__DOCUMENT TEXT__.
──────────────────────────────

11 Zizek, S. (2002). From Homo Sucker to Homo Sacer. Welcome to the Desert of the Real!: Five Essays on September 11 and related dates. New York, Verso: 85.

starts with fantasy, the practice of transgress, while only moving forward in the light of action, the real, in making love together, in the beyond, being, while looking outward. In such a space, the profane, the infidelity, is no longer the taboo, the one-time error, lapse in reason, but the reason. Liberation lies in losing ones Self, in immediately uniting with the primordial Void What makes life worth living is the very excess of life: the awareness that there is something for which one is ready to risk ones life Only when we are ready to take this risk are we really alive.12 In this sense, the utility of love, desire, is not hanging on but letting go, in the imaginative void created by such passion, fantasy, the will - energy - to fight, propel future tense into the now, real.

──────────────────────────────

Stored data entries
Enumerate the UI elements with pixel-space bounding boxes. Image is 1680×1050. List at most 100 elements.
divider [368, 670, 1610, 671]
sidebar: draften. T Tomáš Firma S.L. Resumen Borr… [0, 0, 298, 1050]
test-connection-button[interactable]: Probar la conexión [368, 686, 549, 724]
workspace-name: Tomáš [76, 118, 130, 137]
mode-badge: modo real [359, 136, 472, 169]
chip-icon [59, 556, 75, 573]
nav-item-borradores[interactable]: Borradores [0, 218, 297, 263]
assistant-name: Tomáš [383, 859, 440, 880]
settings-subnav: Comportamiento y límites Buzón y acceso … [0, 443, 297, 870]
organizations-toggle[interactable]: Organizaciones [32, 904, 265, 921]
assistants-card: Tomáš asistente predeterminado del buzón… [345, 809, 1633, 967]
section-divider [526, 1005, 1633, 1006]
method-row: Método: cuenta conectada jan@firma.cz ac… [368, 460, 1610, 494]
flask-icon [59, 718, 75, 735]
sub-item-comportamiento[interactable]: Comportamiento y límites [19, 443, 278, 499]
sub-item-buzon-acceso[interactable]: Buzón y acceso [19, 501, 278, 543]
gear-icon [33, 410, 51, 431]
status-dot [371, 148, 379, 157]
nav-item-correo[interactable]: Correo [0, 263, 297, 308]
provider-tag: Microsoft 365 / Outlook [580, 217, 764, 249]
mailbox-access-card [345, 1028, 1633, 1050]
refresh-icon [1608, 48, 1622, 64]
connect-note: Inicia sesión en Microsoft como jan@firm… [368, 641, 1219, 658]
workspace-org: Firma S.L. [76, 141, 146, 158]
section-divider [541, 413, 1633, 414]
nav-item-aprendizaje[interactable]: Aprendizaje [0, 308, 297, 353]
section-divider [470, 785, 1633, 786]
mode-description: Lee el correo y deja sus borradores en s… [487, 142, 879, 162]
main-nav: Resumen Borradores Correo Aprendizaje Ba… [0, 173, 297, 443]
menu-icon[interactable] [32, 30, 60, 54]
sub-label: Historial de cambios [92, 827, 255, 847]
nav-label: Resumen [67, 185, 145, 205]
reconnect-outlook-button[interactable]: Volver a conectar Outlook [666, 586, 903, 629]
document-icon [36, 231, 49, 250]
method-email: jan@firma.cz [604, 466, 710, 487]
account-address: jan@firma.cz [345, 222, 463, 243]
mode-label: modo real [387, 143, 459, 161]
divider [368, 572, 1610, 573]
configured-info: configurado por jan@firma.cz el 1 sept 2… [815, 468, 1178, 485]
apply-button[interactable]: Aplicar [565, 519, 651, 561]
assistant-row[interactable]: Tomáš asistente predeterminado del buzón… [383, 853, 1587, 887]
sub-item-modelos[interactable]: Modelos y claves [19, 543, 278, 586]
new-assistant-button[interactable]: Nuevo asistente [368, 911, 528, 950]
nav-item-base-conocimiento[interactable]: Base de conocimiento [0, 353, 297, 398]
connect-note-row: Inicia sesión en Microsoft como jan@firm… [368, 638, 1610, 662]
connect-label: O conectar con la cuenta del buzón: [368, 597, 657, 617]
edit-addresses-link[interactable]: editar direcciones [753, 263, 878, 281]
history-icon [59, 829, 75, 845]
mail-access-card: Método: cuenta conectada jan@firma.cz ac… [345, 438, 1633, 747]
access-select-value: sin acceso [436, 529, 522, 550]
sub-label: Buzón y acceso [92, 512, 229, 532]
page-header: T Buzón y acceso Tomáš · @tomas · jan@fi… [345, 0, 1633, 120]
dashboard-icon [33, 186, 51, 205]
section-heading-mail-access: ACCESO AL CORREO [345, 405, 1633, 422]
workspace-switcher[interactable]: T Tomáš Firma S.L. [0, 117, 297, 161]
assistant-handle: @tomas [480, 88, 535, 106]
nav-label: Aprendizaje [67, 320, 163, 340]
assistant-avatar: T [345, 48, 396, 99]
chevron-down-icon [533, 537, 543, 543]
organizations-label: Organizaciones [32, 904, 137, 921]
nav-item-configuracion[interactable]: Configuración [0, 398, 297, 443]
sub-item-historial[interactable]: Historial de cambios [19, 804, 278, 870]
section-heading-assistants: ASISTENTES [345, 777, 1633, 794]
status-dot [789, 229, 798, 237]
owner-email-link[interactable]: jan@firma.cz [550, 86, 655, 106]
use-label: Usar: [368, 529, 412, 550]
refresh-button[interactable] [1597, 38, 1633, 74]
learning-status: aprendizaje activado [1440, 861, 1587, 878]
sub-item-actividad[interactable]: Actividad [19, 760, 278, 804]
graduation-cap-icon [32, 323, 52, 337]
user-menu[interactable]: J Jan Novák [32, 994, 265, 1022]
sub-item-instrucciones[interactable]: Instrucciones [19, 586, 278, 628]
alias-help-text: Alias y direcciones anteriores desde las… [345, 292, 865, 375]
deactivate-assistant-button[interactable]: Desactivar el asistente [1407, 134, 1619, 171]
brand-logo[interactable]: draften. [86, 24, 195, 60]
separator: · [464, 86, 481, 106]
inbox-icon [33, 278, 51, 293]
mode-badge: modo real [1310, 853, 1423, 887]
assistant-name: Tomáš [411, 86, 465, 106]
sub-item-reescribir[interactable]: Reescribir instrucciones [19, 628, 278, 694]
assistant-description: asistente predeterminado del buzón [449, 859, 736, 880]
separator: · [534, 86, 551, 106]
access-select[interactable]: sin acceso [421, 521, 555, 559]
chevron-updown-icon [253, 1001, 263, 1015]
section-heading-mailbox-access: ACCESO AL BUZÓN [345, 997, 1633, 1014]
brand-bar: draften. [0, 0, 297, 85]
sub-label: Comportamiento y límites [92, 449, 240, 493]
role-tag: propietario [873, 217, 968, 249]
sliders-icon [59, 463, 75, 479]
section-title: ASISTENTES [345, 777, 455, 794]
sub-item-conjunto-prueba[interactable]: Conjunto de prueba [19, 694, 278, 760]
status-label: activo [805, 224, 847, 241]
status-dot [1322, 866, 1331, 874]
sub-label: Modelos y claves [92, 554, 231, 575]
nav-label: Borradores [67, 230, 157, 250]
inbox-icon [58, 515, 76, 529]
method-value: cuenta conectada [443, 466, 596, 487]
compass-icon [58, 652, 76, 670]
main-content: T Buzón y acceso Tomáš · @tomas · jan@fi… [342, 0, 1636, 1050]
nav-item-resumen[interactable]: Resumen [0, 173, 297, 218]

──────────────────────────────

__TASK TO COMPLETE__. Echo word for word the stretch from "11 Zizek, S." through "York, Verso: 85." in the passage on love, desire and risk. Nothing in the records is needed here.

__RESPONSE BELOW__.
11 Zizek, S. (2002). From Homo Sucker to Homo Sacer. Welcome to the Desert of the Real!: Five Essays on September 11 and related dates. New York, Verso: 85.